本文抜粋:
···

やんごとなきの意味とは?
「やんごとなき」よく耳にする方も多い古語ですが、ここではこの言葉の意味や由来、「やんごとなき」の同類語にあたる言葉、「やんごとなき」を使った使い方やその例文、「やんごとなき」を使う際の注意点などについてご紹介していきます。
とても重要なという意味
「やんごとなき」は2つの意味を持ちます。一つ目は、先ほどご紹介した「止ん事なき」の漢字で書いた意味の通り止めることができない、放っておけない、時にはそこに止めることのできないのっぴきならない緊急性が含まれ「とても重要な物事」といった意味で「やんごとなき」が使われます。
高貴な身分という意味
「やんごとなき」の二つ目の意味は、「非常に身分の高い」つまり高貴な方や高尚な方、並の方や物事ではないという意味を指し示す言葉として使われ、古語で使われている場合は王族や貴族や貴族社会の物事という意味で「やんごとなき一族」、「やんごとなき社会」などと使われます。

···

提供資料:
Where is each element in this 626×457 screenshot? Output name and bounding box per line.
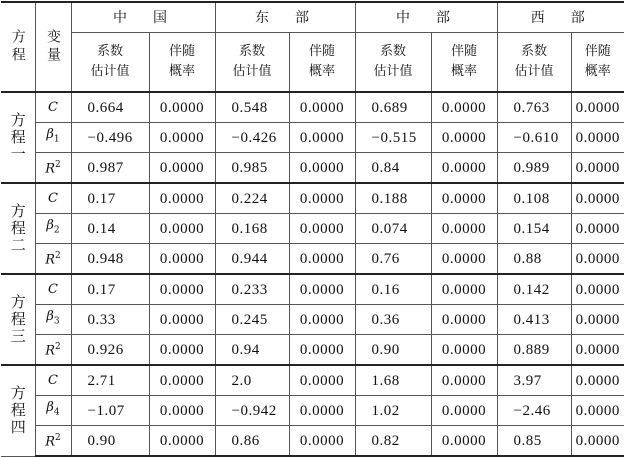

···

課題の構成:
1/ 抜粋の「ここではこの言葉の」以降で、紹介すると予告されている項目を、抜粋にある語句のまますべて挙げてください。
2/ 抜粋の「やんごとなきの意味とは?」から「やんごとなき」が使われます。」までを両端も含めて書き直し、その際「重要な」を「大切な」に置き換えてください。

記述解答:
1/ 意味、由来、同類語にあたる言葉、使い方、例文、使う際の注意点

2/
やんごとなきの意味とは?
「やんごとなき」よく耳にする方も多い古語ですが、ここではこの言葉の意味や由来、「やんごとなき」の同類語にあたる言葉、「やんごとなき」を使った使い方やその例文、「やんごとなき」を使う際の注意点などについてご紹介していきます。
とても大切なという意味
「やんごとなき」は2つの意味を持ちます。一つ目は、先ほどご紹介した「止ん事なき」の漢字で書いた意味の通り止めることができない、放っておけない、時にはそこに止めることのできないのっぴきならない緊急性が含まれ「とても大切な物事」といった意味で「やんごとなき」が使われます。